Within the material below, find each line bearing the word "true" and present it.

======== Dataset entries

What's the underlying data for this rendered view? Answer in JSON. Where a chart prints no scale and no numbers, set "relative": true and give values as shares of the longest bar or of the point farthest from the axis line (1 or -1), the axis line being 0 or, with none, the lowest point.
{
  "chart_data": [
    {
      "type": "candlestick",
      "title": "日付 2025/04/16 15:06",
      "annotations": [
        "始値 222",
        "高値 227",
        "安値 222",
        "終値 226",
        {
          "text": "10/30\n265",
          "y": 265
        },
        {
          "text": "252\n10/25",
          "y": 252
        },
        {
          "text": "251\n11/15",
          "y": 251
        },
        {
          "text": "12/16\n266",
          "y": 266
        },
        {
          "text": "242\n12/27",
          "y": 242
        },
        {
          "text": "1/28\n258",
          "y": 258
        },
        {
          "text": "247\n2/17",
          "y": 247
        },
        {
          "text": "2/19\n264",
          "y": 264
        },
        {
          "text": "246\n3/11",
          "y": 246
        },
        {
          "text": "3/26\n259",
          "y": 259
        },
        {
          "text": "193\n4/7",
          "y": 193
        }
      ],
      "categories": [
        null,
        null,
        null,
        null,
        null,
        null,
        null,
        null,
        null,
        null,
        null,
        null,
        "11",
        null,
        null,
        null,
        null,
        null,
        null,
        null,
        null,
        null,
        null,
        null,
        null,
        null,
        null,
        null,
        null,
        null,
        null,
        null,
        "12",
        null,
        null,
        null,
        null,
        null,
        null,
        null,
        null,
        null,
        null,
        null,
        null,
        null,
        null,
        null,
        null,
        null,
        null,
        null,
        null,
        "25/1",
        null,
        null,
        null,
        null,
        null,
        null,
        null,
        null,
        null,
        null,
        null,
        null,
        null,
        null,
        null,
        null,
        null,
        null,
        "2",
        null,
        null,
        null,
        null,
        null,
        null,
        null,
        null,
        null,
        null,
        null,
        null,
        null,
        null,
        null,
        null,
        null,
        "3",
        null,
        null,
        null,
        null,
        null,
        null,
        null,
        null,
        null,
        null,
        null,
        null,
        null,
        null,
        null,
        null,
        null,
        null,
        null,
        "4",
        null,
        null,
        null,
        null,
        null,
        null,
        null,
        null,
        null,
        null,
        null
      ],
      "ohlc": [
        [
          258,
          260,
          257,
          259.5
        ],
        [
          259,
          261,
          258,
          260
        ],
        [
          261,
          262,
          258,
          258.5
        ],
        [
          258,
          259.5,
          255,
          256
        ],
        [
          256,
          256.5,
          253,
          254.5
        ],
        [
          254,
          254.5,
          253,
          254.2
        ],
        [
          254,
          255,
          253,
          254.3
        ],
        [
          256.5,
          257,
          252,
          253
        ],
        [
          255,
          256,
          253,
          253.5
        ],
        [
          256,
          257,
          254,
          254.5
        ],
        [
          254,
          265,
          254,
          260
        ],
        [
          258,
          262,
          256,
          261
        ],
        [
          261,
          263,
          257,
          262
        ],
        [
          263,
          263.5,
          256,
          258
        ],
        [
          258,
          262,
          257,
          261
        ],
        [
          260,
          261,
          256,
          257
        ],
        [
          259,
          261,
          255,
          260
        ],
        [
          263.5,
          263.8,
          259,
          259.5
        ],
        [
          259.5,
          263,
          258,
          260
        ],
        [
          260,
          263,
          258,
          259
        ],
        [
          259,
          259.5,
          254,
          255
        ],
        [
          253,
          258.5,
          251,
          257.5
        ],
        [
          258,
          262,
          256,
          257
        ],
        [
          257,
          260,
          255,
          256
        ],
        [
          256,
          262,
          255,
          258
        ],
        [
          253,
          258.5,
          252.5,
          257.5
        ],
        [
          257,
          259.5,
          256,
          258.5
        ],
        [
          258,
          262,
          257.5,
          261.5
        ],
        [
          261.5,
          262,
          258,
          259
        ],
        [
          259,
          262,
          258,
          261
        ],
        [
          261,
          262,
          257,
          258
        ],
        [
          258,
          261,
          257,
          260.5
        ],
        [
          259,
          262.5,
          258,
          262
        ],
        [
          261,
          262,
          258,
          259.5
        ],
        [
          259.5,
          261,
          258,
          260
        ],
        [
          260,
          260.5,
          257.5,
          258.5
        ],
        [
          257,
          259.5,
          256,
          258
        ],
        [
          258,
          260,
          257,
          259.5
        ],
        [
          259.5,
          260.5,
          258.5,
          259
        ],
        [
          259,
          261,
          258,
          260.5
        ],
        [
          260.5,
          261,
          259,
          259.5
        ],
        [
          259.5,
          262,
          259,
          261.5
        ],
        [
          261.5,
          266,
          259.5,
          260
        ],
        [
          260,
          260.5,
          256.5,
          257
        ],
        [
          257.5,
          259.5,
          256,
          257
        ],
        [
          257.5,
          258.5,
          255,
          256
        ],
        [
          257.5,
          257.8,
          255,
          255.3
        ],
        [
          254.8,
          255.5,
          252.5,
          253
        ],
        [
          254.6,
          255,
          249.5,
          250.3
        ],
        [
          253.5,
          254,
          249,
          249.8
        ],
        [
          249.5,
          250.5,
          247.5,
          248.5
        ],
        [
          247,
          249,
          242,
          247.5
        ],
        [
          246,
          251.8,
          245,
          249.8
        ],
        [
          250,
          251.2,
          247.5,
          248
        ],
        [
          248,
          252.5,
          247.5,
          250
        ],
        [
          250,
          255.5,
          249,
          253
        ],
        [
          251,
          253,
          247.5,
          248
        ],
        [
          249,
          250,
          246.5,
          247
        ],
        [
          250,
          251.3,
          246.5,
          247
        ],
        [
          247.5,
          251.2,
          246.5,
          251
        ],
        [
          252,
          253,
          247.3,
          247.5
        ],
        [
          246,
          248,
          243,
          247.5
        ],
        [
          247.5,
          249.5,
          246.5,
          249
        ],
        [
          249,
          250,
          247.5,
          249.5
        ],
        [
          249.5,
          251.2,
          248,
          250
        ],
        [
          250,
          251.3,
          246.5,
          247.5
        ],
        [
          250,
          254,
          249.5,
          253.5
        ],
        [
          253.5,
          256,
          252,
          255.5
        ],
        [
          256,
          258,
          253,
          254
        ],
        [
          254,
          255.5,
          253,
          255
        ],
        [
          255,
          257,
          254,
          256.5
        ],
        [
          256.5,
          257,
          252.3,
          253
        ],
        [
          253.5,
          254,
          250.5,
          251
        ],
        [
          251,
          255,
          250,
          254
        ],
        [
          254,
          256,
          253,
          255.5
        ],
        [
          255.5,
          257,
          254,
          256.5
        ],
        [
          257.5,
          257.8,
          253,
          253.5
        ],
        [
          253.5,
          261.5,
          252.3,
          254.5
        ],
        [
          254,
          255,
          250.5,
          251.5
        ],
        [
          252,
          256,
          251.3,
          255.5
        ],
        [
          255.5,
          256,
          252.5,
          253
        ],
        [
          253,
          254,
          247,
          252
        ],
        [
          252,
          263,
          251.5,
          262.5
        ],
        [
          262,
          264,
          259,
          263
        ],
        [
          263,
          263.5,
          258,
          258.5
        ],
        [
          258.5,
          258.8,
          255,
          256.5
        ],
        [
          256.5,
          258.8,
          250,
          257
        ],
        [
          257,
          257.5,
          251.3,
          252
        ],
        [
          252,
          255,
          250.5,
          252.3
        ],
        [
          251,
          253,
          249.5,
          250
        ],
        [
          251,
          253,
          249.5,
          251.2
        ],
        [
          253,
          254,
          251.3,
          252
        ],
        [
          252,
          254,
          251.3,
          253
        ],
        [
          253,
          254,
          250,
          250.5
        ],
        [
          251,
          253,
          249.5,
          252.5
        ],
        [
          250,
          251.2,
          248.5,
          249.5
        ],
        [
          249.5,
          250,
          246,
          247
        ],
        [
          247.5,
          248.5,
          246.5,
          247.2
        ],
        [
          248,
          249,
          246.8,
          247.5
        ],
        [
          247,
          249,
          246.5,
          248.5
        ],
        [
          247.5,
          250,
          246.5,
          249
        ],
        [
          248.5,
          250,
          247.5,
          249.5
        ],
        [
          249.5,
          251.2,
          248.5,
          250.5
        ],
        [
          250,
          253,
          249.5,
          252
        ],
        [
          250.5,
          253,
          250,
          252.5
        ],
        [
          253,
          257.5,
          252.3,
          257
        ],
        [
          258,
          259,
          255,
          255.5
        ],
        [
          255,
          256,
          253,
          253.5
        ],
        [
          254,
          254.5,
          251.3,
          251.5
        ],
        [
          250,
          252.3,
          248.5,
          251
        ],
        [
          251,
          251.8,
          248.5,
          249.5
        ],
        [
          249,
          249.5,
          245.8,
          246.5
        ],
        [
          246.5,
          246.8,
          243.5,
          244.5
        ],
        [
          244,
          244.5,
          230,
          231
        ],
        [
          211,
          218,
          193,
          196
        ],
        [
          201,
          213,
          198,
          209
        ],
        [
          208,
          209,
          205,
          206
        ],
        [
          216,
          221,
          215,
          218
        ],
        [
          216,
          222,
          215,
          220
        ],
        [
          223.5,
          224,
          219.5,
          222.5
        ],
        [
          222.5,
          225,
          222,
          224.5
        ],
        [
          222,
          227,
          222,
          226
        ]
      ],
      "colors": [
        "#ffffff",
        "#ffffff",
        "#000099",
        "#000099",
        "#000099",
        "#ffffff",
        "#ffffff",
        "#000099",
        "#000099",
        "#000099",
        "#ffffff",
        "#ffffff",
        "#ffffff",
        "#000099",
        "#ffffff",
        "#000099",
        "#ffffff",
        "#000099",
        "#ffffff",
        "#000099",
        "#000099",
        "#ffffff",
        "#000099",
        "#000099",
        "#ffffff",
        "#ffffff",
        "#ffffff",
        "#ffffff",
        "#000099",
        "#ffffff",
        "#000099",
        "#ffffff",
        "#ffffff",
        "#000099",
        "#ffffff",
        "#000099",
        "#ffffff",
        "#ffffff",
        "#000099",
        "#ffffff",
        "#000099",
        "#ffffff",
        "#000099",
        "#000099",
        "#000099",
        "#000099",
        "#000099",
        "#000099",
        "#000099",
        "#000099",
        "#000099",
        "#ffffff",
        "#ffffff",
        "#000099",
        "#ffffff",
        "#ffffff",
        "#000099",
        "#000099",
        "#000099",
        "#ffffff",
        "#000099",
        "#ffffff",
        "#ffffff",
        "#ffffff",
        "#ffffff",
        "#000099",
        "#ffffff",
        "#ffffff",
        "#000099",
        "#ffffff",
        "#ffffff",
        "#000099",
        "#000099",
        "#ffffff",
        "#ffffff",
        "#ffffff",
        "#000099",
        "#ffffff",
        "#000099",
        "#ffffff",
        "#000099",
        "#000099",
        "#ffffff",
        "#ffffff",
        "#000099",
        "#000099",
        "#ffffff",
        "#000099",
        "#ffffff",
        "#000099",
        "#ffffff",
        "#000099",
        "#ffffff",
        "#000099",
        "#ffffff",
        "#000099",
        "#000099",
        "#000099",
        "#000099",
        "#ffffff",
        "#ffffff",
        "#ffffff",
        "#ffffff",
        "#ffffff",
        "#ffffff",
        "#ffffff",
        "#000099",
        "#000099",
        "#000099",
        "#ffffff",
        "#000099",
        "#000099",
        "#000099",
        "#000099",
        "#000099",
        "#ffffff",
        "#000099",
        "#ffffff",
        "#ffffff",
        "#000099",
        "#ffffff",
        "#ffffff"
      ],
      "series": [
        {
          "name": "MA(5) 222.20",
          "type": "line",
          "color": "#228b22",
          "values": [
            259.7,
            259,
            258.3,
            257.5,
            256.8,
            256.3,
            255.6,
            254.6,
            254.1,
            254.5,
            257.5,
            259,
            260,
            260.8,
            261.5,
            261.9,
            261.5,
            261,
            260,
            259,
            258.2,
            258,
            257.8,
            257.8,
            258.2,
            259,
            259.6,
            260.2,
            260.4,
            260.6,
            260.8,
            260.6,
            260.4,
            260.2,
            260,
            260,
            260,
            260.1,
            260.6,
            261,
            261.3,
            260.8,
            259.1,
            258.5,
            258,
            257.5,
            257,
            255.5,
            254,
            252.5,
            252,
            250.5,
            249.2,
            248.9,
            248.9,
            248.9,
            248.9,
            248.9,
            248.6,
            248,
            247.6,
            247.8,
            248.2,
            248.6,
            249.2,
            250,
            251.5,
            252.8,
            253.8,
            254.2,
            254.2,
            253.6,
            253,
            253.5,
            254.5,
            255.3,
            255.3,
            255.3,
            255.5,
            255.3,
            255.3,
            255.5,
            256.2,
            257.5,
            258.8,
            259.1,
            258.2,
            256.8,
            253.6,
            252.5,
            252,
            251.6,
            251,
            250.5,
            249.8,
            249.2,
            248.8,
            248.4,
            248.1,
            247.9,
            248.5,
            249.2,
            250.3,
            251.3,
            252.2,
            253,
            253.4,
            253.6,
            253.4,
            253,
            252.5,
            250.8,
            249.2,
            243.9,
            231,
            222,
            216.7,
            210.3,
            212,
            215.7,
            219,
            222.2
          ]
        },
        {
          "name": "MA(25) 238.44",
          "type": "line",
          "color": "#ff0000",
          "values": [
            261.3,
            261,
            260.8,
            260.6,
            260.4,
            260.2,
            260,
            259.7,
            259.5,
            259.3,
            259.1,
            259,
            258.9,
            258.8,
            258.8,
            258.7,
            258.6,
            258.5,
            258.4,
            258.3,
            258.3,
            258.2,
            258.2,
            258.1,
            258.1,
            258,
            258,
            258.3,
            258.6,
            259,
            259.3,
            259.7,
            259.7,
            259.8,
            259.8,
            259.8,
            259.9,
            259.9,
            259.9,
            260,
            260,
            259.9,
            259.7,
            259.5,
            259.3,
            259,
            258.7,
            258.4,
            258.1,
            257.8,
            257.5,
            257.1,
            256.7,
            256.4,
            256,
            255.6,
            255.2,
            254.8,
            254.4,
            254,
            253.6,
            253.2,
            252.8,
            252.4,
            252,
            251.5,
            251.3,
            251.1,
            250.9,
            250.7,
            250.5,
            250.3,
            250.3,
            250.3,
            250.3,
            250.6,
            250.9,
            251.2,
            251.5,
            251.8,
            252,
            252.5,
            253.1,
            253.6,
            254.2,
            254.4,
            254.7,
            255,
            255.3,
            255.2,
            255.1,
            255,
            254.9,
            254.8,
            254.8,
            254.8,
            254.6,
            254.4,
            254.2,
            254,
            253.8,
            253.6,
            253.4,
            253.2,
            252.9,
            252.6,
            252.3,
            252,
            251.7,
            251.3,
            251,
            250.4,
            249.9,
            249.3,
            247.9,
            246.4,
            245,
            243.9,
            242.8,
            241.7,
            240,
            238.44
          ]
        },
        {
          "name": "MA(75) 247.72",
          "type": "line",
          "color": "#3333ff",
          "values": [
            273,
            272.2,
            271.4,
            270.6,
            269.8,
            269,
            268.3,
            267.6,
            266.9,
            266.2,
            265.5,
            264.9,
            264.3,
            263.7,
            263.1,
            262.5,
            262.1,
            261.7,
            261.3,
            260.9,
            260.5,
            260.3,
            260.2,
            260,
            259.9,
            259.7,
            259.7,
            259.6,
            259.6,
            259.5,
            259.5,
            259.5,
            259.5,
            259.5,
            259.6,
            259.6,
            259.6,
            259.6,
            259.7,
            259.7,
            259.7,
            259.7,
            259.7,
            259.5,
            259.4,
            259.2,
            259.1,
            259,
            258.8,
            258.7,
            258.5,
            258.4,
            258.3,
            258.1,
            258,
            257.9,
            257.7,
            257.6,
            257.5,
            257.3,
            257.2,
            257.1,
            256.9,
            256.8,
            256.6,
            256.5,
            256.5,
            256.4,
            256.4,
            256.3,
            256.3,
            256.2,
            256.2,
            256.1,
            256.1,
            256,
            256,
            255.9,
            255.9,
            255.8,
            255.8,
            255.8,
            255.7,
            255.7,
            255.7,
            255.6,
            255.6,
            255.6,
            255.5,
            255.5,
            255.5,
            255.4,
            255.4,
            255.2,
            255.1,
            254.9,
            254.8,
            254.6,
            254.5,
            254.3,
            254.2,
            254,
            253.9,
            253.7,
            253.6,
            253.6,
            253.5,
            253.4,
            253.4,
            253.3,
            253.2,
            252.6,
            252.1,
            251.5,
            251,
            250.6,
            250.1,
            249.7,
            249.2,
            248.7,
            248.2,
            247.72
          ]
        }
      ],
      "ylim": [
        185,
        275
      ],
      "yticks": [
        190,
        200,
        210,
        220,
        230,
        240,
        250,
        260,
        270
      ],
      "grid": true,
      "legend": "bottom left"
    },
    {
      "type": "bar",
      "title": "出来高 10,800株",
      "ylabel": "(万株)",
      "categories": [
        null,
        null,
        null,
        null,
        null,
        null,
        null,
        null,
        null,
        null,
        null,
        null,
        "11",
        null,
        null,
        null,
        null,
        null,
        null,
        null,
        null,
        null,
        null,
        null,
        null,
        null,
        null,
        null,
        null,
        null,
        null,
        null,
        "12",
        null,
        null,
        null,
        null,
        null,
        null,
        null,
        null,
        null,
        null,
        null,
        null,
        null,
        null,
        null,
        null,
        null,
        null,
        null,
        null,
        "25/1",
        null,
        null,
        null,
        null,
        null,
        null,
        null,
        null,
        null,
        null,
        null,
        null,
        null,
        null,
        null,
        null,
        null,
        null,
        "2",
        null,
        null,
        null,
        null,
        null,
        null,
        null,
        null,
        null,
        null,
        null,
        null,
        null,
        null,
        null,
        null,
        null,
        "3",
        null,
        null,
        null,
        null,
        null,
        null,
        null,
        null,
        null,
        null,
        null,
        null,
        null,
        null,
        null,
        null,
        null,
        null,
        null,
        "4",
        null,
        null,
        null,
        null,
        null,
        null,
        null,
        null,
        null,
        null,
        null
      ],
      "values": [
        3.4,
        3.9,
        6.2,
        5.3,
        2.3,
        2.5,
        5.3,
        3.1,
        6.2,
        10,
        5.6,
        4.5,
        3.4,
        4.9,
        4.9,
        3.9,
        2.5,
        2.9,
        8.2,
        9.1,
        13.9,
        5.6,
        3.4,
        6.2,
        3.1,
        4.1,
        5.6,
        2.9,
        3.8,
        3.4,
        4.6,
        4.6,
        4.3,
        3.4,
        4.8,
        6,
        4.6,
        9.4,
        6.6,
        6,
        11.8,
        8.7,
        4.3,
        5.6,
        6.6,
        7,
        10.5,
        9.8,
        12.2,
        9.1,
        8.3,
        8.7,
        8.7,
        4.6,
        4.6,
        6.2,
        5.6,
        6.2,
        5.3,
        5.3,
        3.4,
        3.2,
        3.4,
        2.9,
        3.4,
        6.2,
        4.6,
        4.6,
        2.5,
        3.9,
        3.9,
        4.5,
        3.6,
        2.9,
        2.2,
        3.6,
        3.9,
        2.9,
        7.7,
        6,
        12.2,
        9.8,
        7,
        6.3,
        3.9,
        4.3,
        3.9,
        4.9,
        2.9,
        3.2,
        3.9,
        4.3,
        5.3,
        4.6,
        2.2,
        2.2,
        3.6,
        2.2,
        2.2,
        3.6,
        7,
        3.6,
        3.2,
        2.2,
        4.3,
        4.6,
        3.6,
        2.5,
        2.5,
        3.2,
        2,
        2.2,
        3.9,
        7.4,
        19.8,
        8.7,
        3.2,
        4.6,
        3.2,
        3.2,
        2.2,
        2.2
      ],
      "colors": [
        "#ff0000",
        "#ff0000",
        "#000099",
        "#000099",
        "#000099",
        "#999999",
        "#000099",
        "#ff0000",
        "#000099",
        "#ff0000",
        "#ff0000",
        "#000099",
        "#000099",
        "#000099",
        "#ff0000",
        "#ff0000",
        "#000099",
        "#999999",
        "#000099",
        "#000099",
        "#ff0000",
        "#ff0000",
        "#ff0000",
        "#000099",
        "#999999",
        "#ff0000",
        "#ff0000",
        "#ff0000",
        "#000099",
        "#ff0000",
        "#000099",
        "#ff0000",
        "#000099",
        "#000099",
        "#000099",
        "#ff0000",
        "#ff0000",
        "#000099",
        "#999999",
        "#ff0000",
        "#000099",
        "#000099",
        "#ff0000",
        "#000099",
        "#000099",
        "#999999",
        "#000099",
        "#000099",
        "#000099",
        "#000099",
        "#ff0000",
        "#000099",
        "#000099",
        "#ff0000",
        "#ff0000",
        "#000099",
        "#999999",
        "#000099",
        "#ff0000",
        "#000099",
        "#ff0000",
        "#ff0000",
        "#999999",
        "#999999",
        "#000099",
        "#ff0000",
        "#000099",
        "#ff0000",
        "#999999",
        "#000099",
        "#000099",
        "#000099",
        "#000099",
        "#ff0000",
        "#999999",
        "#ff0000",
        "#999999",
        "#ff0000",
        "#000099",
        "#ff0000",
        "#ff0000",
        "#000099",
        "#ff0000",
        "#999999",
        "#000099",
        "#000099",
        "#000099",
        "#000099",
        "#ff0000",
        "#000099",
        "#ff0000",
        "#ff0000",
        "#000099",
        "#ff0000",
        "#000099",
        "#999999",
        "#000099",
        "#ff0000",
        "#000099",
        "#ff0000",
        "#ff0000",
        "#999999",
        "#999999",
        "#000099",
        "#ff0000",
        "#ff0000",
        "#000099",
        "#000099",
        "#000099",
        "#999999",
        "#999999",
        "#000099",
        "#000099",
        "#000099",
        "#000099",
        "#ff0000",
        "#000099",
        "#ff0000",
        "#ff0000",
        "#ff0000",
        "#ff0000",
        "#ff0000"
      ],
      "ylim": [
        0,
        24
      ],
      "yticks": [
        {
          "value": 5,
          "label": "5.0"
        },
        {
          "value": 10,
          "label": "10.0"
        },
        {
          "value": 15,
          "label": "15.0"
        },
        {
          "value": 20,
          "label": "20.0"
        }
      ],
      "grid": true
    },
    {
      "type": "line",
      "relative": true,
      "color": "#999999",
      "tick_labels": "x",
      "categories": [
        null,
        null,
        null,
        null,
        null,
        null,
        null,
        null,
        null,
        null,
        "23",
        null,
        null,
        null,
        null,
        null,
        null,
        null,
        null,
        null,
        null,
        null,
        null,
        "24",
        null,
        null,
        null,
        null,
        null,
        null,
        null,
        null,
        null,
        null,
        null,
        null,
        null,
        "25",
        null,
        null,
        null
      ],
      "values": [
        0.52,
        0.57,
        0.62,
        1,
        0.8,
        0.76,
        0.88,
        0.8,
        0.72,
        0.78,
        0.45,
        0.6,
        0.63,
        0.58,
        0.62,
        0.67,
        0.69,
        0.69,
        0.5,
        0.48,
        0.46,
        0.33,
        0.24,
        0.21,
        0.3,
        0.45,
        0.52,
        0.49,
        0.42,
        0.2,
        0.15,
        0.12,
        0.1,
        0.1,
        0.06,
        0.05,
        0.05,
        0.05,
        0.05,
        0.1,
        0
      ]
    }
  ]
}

================

Output below:
What's the underlying data for this rendered view? Answer in JSON. Where a chart prints no scale and no numbers, set "relative": true and give values as shares of the longest bar or of the point farthest from the axis line (1 or -1), the axis line being 0 or, with none, the lowest point.
      "grid": true,
      "grid": true
      "relative": true,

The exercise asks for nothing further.